Return the material word for word. Do not include the pictures.

# [RECORDS PROVIDED]
........
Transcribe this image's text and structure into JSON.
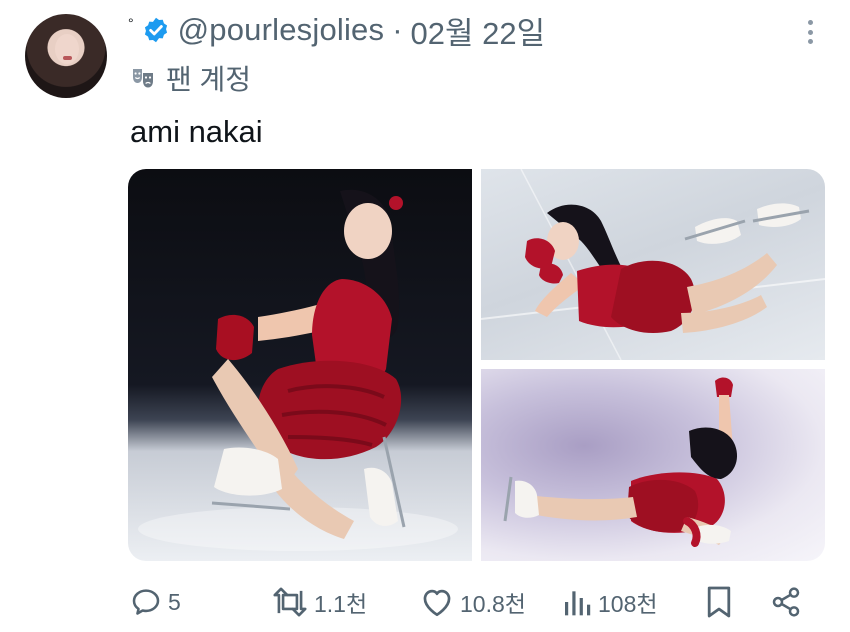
{
  "author": {
    "display_dot": "°",
    "handle": "@pourlesjolies",
    "separator": "·",
    "date": "02월 22일",
    "badge_label": "팬 계정"
  },
  "tweet": {
    "text": "ami nakai"
  },
  "media": {
    "images": [
      {
        "icon": "figure-skater-photo",
        "subject": "left"
      },
      {
        "icon": "figure-skater-photo",
        "subject": "top-right"
      },
      {
        "icon": "figure-skater-photo",
        "subject": "bottom-right"
      }
    ]
  },
  "actions": {
    "replies": "5",
    "retweets": "1.1천",
    "likes": "10.8천",
    "views": "108천"
  },
  "colors": {
    "text_primary": "#0f1419",
    "text_secondary": "#536471",
    "verified_blue": "#1d9bf0",
    "dress_red": "#b3122a"
  }
}
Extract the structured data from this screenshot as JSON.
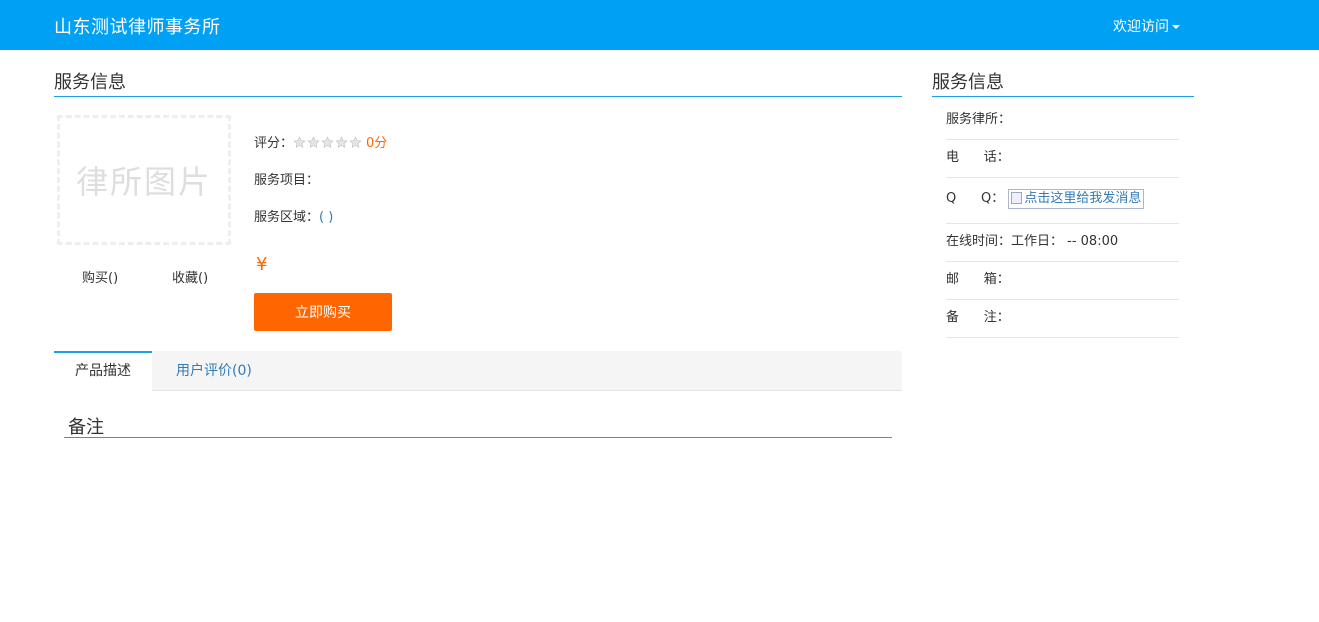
........
# [RESPONSE TO THIS TASK]
Transcribe this image's text and structure into JSON.
{
  "author": {
    "display_dot": "°",
    "handle": "@pourlesjolies",
    "separator": "·",
    "date": "02월 22일",
    "badge_label": "팬 계정"
  },
  "tweet": {
    "text": "ami nakai"
  },
  "media": {
    "images": [
      {
        "icon": "figure-skater-photo",
        "subject": "left"
      },
      {
        "icon": "figure-skater-photo",
        "subject": "top-right"
      },
      {
        "icon": "figure-skater-photo",
        "subject": "bottom-right"
      }
    ]
  },
  "actions": {
    "replies": "5",
    "retweets": "1.1천",
    "likes": "10.8천",
    "views": "108천"
  },
  "colors": {
    "text_primary": "#0f1419",
    "text_secondary": "#536471",
    "verified_blue": "#1d9bf0",
    "dress_red": "#b3122a"
  }
}
Extract the structured data from this screenshot as JSON.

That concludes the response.